TO DO: Which lines include the word "started"? Copy each of them.

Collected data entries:

BEGIN

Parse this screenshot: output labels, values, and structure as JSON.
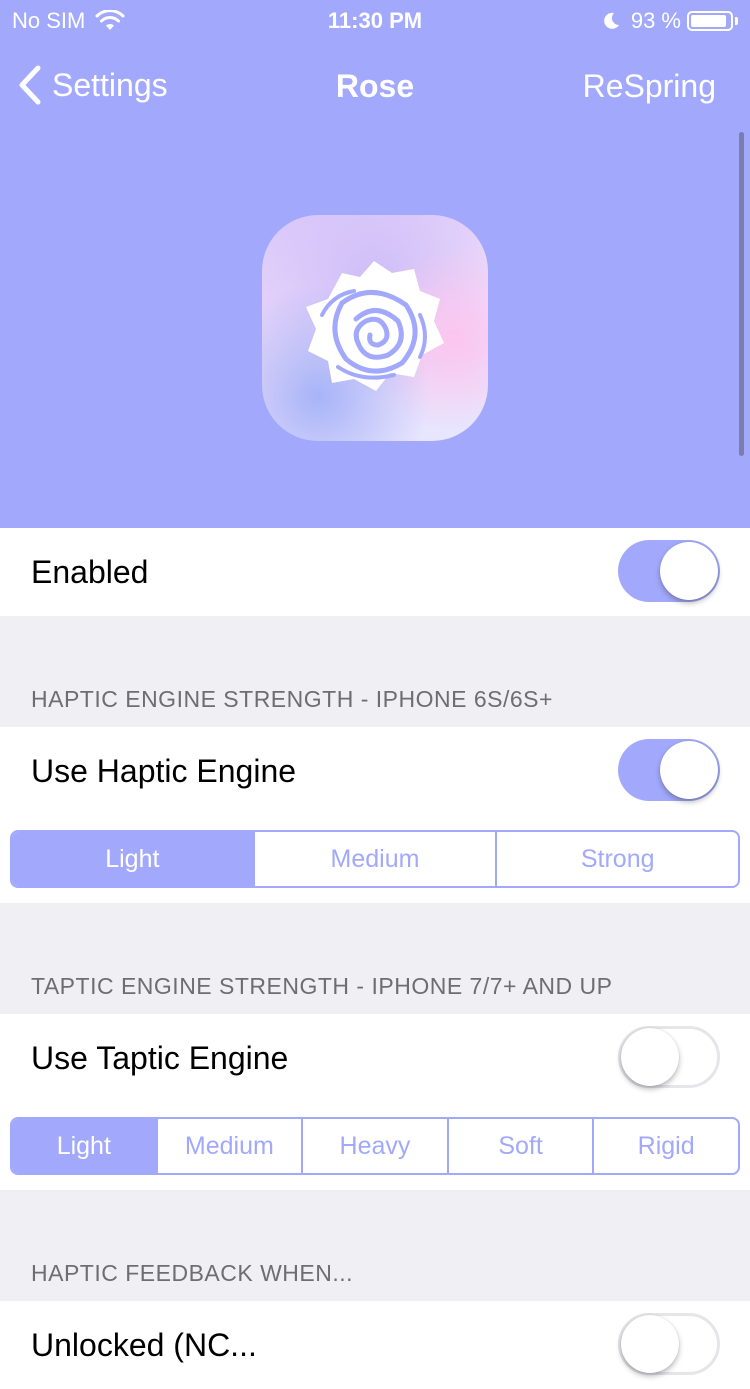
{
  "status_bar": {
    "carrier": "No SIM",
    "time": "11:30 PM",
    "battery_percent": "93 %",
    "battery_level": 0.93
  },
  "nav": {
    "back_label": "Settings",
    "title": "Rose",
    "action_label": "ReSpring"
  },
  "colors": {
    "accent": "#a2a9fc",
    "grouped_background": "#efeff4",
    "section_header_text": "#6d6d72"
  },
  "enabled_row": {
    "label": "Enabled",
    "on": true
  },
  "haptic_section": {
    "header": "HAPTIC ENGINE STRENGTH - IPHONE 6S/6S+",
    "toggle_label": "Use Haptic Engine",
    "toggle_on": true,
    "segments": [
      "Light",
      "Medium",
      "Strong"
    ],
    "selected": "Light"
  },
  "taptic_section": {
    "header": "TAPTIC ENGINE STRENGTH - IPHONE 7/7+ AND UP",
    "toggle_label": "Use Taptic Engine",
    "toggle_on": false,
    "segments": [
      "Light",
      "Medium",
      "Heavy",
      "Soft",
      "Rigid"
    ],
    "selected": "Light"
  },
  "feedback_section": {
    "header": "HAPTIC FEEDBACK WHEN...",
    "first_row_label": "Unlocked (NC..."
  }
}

END
BEGIN

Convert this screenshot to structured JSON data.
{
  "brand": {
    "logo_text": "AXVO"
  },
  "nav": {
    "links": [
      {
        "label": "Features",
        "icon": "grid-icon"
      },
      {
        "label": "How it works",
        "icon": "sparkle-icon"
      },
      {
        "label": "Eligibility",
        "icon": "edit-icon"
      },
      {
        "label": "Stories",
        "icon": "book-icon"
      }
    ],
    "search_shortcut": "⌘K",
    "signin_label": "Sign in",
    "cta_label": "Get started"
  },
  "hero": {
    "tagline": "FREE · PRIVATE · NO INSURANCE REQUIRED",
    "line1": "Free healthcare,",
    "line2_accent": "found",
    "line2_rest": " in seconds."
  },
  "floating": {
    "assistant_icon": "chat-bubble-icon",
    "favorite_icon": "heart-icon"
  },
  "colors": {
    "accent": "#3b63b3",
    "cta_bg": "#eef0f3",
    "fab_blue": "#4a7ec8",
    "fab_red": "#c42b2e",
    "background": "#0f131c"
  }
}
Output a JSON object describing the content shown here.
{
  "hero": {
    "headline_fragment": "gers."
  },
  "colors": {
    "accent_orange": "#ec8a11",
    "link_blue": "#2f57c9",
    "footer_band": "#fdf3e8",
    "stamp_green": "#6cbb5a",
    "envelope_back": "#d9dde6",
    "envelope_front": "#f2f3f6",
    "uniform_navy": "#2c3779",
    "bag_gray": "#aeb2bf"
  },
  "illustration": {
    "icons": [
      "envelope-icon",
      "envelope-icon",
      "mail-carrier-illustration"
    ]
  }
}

END
BEGIN

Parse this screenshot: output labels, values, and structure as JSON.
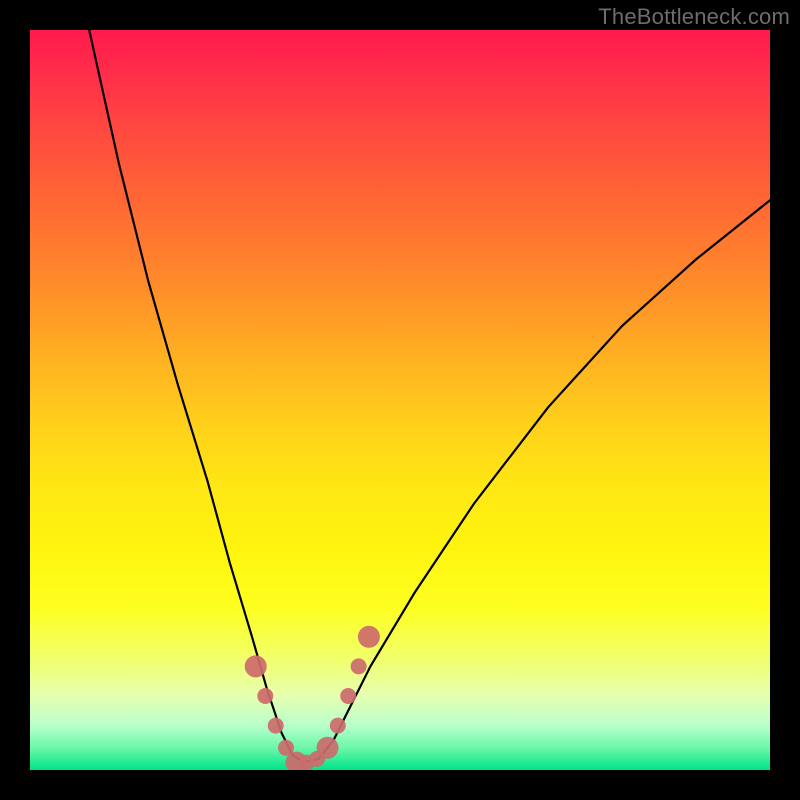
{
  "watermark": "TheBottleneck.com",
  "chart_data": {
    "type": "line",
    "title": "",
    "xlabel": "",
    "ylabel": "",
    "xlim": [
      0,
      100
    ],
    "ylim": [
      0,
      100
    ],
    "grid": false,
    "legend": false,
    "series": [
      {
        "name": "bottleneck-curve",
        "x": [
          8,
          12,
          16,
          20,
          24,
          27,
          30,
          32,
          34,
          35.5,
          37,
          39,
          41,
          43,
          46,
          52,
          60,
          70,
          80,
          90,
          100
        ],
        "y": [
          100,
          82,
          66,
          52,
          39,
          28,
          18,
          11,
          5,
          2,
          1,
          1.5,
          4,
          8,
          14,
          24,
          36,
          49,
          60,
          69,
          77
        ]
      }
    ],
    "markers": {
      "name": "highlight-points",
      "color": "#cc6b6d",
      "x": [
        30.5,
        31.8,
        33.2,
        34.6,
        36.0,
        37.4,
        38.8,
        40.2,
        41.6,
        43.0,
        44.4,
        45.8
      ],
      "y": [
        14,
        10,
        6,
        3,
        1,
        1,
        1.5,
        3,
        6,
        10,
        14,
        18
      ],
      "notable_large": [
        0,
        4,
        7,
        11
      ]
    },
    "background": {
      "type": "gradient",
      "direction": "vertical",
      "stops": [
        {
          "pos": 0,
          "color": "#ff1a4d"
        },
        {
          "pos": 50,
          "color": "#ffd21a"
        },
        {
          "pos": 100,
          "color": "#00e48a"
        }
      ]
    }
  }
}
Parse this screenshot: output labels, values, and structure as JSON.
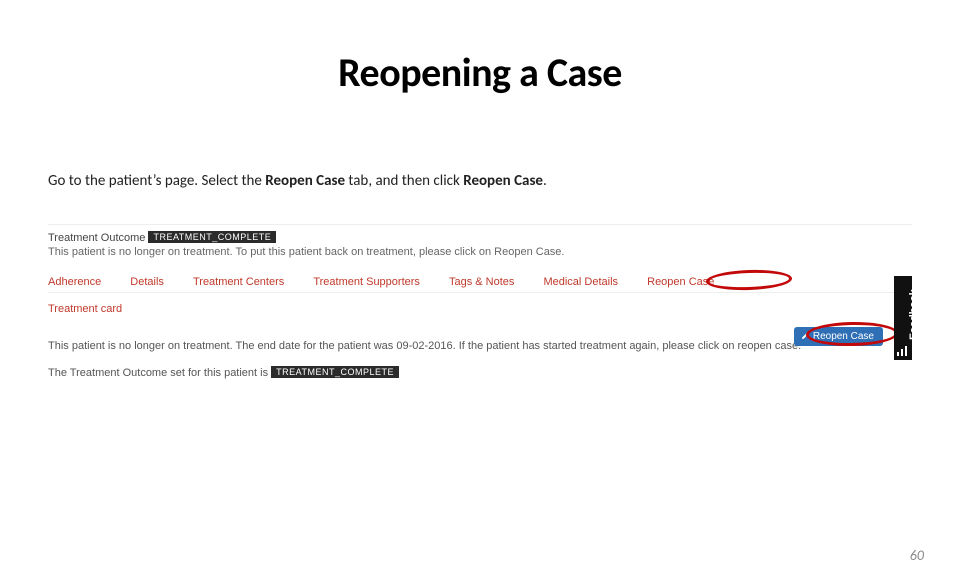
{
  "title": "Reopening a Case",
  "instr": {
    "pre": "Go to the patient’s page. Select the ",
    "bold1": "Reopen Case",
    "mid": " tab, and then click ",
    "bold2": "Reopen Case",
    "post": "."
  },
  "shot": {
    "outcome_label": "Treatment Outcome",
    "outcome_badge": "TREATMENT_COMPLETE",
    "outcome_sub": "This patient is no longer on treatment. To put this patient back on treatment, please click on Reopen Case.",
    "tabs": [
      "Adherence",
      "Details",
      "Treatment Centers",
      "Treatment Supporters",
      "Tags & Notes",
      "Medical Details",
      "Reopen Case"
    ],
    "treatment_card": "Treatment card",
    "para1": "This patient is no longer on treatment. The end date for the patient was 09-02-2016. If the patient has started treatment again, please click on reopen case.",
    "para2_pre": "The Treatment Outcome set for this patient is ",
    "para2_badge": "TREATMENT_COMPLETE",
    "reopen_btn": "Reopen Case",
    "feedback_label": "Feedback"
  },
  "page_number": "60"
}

END

RESULT:
    "cta_label": "Get started"
    "para1": "This patient is no longer on treatment. The end date for the patient was 09-02-2016. If the patient has started treatment again, please click on reopen case.",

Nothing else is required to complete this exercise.